__Dataset items__
------------------------------------------------------------------------

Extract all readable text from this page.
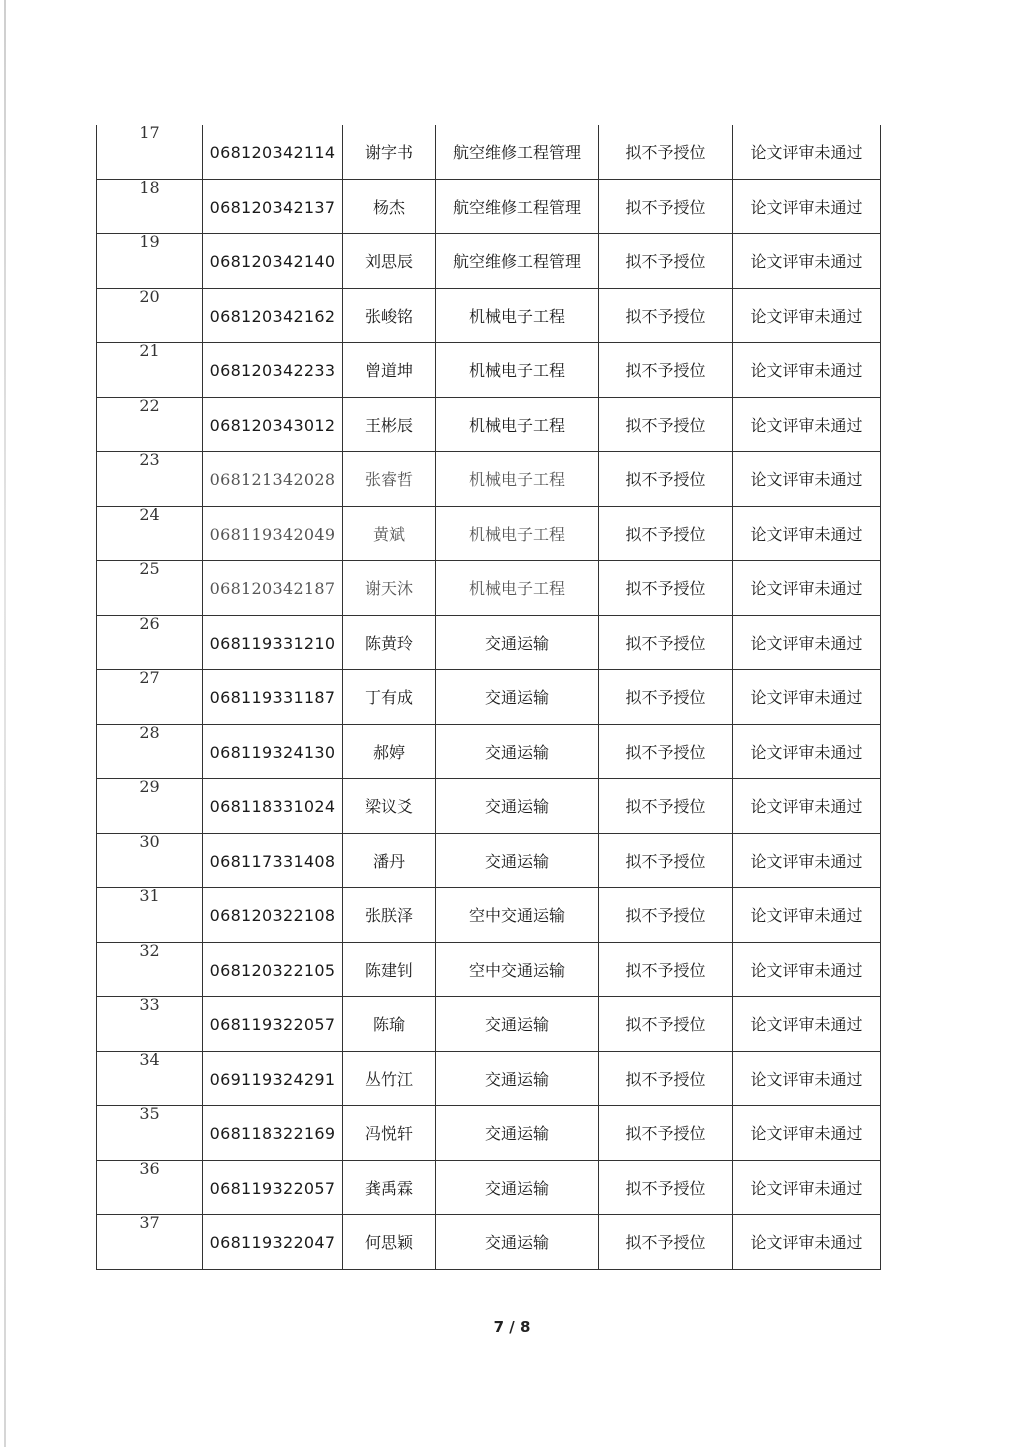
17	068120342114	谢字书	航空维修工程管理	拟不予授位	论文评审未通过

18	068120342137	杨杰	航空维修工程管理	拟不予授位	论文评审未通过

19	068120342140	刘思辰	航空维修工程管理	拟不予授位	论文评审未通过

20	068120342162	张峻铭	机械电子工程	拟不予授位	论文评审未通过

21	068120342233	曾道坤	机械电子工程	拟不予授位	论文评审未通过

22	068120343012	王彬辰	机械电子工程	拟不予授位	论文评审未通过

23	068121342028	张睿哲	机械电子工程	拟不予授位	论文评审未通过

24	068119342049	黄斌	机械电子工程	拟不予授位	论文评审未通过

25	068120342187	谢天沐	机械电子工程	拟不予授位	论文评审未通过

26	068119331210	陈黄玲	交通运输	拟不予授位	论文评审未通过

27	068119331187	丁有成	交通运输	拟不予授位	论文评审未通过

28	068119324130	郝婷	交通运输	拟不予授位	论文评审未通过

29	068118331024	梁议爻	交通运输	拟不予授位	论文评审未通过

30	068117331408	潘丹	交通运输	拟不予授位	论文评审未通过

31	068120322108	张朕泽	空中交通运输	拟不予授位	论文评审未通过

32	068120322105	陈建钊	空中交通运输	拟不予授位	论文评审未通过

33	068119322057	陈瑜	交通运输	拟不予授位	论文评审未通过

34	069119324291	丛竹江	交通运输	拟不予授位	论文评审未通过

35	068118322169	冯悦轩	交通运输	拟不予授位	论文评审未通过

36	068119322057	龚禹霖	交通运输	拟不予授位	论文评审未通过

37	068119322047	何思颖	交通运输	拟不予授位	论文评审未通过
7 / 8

------------------------------------------------------------------------

__YOUR GOAL__
Keep the pictures out of the copy and return the rest of the data above exactly.

__OUTPUT OF THE TASK__
Extract all readable text from this page.
17	068120342114	谢字书	航空维修工程管理	拟不予授位	论文评审未通过

18	068120342137	杨杰	航空维修工程管理	拟不予授位	论文评审未通过

19	068120342140	刘思辰	航空维修工程管理	拟不予授位	论文评审未通过

20	068120342162	张峻铭	机械电子工程	拟不予授位	论文评审未通过

21	068120342233	曾道坤	机械电子工程	拟不予授位	论文评审未通过

22	068120343012	王彬辰	机械电子工程	拟不予授位	论文评审未通过

23	068121342028	张睿哲	机械电子工程	拟不予授位	论文评审未通过

24	068119342049	黄斌	机械电子工程	拟不予授位	论文评审未通过

25	068120342187	谢天沐	机械电子工程	拟不予授位	论文评审未通过

26	068119331210	陈黄玲	交通运输	拟不予授位	论文评审未通过

27	068119331187	丁有成	交通运输	拟不予授位	论文评审未通过

28	068119324130	郝婷	交通运输	拟不予授位	论文评审未通过

29	068118331024	梁议爻	交通运输	拟不予授位	论文评审未通过

30	068117331408	潘丹	交通运输	拟不予授位	论文评审未通过

31	068120322108	张朕泽	空中交通运输	拟不予授位	论文评审未通过

32	068120322105	陈建钊	空中交通运输	拟不予授位	论文评审未通过

33	068119322057	陈瑜	交通运输	拟不予授位	论文评审未通过

34	069119324291	丛竹江	交通运输	拟不予授位	论文评审未通过

35	068118322169	冯悦轩	交通运输	拟不予授位	论文评审未通过

36	068119322057	龚禹霖	交通运输	拟不予授位	论文评审未通过

37	068119322047	何思颖	交通运输	拟不予授位	论文评审未通过
7 / 8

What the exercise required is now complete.